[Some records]
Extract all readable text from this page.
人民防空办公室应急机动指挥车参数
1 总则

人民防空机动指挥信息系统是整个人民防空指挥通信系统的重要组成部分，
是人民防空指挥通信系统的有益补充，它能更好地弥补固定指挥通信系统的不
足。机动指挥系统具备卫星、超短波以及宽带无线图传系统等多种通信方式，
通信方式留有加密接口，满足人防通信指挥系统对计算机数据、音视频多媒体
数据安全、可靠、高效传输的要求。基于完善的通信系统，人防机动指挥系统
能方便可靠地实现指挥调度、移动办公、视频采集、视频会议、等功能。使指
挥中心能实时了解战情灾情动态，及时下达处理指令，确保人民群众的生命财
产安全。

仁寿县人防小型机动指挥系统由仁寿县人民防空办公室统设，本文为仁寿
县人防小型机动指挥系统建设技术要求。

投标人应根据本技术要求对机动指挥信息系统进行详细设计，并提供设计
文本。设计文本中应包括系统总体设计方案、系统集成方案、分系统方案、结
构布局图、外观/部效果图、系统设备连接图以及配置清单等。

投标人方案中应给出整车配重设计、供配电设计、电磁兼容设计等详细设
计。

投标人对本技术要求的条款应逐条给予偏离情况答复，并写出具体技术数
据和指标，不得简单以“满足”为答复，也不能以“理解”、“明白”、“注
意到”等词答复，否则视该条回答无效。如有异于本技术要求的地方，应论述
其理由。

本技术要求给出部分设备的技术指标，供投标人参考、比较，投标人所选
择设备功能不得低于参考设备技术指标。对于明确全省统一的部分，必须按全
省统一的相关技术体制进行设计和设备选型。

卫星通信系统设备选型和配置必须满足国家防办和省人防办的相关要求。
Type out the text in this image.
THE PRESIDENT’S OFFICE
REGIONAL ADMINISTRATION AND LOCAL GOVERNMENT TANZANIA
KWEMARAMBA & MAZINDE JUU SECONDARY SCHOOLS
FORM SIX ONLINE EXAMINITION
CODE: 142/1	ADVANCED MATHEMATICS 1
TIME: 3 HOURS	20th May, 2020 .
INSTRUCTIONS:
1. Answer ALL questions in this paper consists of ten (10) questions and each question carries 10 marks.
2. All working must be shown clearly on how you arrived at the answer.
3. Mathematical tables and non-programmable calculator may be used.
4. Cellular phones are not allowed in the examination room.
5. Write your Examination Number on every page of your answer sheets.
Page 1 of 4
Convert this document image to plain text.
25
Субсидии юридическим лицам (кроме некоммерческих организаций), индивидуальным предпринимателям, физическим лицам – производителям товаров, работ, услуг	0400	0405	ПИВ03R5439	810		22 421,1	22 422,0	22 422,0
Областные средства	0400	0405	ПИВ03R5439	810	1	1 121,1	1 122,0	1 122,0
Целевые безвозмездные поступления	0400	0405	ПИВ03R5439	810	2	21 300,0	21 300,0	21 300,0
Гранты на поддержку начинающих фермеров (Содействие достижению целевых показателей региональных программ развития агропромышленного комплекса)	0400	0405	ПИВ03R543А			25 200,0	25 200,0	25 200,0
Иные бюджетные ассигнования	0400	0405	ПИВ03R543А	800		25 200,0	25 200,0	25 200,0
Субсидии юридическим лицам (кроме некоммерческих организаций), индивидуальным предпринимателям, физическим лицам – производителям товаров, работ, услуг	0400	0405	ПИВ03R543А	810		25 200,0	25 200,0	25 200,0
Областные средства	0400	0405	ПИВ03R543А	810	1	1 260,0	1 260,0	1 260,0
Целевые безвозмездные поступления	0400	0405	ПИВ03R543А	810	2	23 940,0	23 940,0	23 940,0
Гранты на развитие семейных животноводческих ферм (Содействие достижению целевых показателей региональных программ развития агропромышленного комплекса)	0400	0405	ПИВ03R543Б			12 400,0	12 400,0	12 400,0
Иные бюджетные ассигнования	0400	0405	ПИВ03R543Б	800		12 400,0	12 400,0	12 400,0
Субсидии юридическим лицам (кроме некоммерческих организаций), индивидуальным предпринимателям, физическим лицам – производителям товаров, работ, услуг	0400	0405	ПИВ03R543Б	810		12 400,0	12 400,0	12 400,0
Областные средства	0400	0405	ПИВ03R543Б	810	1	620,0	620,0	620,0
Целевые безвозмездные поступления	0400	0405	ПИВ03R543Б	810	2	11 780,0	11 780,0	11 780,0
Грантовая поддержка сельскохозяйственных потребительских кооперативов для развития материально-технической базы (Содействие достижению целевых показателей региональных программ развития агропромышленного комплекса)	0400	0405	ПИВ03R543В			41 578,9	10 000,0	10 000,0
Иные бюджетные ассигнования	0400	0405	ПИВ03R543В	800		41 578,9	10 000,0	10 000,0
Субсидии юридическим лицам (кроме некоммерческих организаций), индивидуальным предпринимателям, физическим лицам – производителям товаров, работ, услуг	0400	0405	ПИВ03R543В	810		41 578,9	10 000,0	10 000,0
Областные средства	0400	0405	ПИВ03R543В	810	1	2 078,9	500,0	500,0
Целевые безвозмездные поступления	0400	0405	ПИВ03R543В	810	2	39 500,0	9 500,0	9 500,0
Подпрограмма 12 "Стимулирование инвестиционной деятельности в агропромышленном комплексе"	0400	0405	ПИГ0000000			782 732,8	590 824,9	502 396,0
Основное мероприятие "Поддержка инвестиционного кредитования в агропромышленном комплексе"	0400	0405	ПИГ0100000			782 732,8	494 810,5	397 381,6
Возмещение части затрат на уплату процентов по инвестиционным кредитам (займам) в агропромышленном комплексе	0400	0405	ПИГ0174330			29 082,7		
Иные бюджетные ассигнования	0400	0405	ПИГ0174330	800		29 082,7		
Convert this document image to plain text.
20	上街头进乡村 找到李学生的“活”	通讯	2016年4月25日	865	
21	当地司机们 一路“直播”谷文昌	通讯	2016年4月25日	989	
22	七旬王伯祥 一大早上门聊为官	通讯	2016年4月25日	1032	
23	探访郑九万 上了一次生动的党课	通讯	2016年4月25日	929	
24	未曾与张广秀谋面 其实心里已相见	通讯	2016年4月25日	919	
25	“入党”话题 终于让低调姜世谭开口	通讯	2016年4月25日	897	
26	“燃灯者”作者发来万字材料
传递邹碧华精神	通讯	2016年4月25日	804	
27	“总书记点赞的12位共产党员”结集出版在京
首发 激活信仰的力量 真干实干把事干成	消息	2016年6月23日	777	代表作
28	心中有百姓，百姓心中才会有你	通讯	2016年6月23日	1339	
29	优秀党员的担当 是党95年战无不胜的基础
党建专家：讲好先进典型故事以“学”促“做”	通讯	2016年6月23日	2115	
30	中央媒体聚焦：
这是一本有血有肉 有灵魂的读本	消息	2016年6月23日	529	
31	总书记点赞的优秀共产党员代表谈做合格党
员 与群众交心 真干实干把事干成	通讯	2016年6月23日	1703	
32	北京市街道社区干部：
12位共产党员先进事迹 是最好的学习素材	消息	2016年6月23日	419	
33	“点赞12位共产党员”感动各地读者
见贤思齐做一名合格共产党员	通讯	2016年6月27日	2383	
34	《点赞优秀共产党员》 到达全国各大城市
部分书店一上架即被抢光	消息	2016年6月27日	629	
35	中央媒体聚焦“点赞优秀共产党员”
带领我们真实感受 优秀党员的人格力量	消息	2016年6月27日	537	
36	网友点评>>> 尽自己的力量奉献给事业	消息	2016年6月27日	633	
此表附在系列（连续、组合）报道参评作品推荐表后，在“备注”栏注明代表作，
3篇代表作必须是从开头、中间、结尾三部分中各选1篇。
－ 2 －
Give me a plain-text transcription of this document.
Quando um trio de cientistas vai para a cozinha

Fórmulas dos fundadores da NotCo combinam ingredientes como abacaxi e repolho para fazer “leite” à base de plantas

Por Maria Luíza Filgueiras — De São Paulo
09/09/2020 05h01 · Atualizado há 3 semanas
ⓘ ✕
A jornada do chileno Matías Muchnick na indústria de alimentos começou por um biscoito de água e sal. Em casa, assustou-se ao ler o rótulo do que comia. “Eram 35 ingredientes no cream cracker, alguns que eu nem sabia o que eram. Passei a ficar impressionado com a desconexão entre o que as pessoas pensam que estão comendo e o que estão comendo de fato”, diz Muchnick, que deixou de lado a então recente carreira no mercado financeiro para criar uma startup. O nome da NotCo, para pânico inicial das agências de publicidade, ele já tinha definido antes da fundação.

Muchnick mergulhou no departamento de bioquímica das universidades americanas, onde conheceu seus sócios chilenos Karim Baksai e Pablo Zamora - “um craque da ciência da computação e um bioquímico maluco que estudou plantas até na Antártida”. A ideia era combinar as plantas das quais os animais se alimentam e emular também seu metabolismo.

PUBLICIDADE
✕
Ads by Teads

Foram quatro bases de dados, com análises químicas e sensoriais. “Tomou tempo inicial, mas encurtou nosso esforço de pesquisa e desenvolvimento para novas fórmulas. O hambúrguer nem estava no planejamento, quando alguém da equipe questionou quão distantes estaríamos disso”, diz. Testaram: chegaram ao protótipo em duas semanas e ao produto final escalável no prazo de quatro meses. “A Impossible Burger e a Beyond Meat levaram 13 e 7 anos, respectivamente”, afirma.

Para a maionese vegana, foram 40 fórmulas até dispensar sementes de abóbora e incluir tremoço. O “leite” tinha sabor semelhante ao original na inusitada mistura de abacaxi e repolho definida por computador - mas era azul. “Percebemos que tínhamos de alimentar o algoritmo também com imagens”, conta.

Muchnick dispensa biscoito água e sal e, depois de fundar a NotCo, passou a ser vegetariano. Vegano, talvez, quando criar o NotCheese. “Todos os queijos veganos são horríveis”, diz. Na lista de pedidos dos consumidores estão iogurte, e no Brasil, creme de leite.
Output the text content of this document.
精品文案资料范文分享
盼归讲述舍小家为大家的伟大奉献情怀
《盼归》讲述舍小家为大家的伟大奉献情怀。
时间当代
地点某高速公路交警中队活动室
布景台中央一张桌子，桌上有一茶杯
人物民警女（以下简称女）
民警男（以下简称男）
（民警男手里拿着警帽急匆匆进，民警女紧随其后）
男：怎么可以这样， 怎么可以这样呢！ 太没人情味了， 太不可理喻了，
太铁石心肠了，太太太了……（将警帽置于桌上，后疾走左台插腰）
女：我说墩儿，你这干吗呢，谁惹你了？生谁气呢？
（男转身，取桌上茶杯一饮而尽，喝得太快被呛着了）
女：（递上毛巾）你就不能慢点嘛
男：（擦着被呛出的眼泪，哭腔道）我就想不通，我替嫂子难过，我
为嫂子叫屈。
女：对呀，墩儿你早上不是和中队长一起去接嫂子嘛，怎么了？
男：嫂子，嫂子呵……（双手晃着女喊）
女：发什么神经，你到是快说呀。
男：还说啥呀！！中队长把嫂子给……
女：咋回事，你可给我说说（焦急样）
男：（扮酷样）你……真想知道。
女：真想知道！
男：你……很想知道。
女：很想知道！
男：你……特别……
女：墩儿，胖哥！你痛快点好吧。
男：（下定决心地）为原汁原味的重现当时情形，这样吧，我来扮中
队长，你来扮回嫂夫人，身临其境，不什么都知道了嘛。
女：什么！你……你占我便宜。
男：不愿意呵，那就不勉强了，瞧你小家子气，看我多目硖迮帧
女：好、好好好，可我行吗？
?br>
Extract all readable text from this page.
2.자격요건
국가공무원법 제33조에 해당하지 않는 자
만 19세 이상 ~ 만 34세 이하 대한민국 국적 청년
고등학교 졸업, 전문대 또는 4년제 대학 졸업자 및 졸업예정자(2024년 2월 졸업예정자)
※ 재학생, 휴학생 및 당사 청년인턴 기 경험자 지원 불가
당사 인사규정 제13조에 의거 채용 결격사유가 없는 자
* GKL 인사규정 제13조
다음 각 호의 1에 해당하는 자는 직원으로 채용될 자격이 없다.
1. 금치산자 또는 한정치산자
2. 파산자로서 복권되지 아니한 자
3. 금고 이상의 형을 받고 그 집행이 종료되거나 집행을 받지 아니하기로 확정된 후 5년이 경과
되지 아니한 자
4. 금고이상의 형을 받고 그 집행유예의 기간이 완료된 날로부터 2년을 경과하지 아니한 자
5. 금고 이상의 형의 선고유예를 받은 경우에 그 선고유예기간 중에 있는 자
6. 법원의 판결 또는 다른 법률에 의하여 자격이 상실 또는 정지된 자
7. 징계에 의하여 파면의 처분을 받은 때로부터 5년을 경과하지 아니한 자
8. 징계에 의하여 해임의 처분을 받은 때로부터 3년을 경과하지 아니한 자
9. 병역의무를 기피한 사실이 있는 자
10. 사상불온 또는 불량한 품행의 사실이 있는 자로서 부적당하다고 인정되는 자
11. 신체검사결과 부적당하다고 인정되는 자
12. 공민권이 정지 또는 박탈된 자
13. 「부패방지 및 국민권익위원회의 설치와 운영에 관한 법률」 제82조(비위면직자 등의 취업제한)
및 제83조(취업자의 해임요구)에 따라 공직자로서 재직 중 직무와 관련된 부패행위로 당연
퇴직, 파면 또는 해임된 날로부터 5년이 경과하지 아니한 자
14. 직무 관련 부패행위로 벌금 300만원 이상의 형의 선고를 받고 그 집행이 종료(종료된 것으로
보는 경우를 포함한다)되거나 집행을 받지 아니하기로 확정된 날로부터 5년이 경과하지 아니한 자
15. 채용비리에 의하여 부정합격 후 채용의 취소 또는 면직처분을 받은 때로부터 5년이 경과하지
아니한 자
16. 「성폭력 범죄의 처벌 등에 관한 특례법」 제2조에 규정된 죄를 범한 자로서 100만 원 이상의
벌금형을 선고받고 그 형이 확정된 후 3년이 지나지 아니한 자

Exercise details: Send back exactly the lines from the line with "Output the text content of this document." through the end of the records.

Response to this exercise:
Output the text content of this document.
精品文案资料范文分享
盼归讲述舍小家为大家的伟大奉献情怀
《盼归》讲述舍小家为大家的伟大奉献情怀。
时间当代
地点某高速公路交警中队活动室
布景台中央一张桌子，桌上有一茶杯
人物民警女（以下简称女）
民警男（以下简称男）
（民警男手里拿着警帽急匆匆进，民警女紧随其后）
男：怎么可以这样， 怎么可以这样呢！ 太没人情味了， 太不可理喻了，
太铁石心肠了，太太太了……（将警帽置于桌上，后疾走左台插腰）
女：我说墩儿，你这干吗呢，谁惹你了？生谁气呢？
（男转身，取桌上茶杯一饮而尽，喝得太快被呛着了）
女：（递上毛巾）你就不能慢点嘛
男：（擦着被呛出的眼泪，哭腔道）我就想不通，我替嫂子难过，我
为嫂子叫屈。
女：对呀，墩儿你早上不是和中队长一起去接嫂子嘛，怎么了？
男：嫂子，嫂子呵……（双手晃着女喊）
女：发什么神经，你到是快说呀。
男：还说啥呀！！中队长把嫂子给……
女：咋回事，你可给我说说（焦急样）
男：（扮酷样）你……真想知道。
女：真想知道！
男：你……很想知道。
女：很想知道！
男：你……特别……
女：墩儿，胖哥！你痛快点好吧。
男：（下定决心地）为原汁原味的重现当时情形，这样吧，我来扮中
队长，你来扮回嫂夫人，身临其境，不什么都知道了嘛。
女：什么！你……你占我便宜。
男：不愿意呵，那就不勉强了，瞧你小家子气，看我多目硖迮帧
女：好、好好好，可我行吗？
?br>
Extract all readable text from this page.
2.자격요건
국가공무원법 제33조에 해당하지 않는 자
만 19세 이상 ~ 만 34세 이하 대한민국 국적 청년
고등학교 졸업, 전문대 또는 4년제 대학 졸업자 및 졸업예정자(2024년 2월 졸업예정자)
※ 재학생, 휴학생 및 당사 청년인턴 기 경험자 지원 불가
당사 인사규정 제13조에 의거 채용 결격사유가 없는 자
* GKL 인사규정 제13조
다음 각 호의 1에 해당하는 자는 직원으로 채용될 자격이 없다.
1. 금치산자 또는 한정치산자
2. 파산자로서 복권되지 아니한 자
3. 금고 이상의 형을 받고 그 집행이 종료되거나 집행을 받지 아니하기로 확정된 후 5년이 경과
되지 아니한 자
4. 금고이상의 형을 받고 그 집행유예의 기간이 완료된 날로부터 2년을 경과하지 아니한 자
5. 금고 이상의 형의 선고유예를 받은 경우에 그 선고유예기간 중에 있는 자
6. 법원의 판결 또는 다른 법률에 의하여 자격이 상실 또는 정지된 자
7. 징계에 의하여 파면의 처분을 받은 때로부터 5년을 경과하지 아니한 자
8. 징계에 의하여 해임의 처분을 받은 때로부터 3년을 경과하지 아니한 자
9. 병역의무를 기피한 사실이 있는 자
10. 사상불온 또는 불량한 품행의 사실이 있는 자로서 부적당하다고 인정되는 자
11. 신체검사결과 부적당하다고 인정되는 자
12. 공민권이 정지 또는 박탈된 자
13. 「부패방지 및 국민권익위원회의 설치와 운영에 관한 법률」 제82조(비위면직자 등의 취업제한)
및 제83조(취업자의 해임요구)에 따라 공직자로서 재직 중 직무와 관련된 부패행위로 당연
퇴직, 파면 또는 해임된 날로부터 5년이 경과하지 아니한 자
14. 직무 관련 부패행위로 벌금 300만원 이상의 형의 선고를 받고 그 집행이 종료(종료된 것으로
보는 경우를 포함한다)되거나 집행을 받지 아니하기로 확정된 날로부터 5년이 경과하지 아니한 자
15. 채용비리에 의하여 부정합격 후 채용의 취소 또는 면직처분을 받은 때로부터 5년이 경과하지
아니한 자
16. 「성폭력 범죄의 처벌 등에 관한 특례법」 제2조에 규정된 죄를 범한 자로서 100만 원 이상의
벌금형을 선고받고 그 형이 확정된 후 3년이 지나지 아니한 자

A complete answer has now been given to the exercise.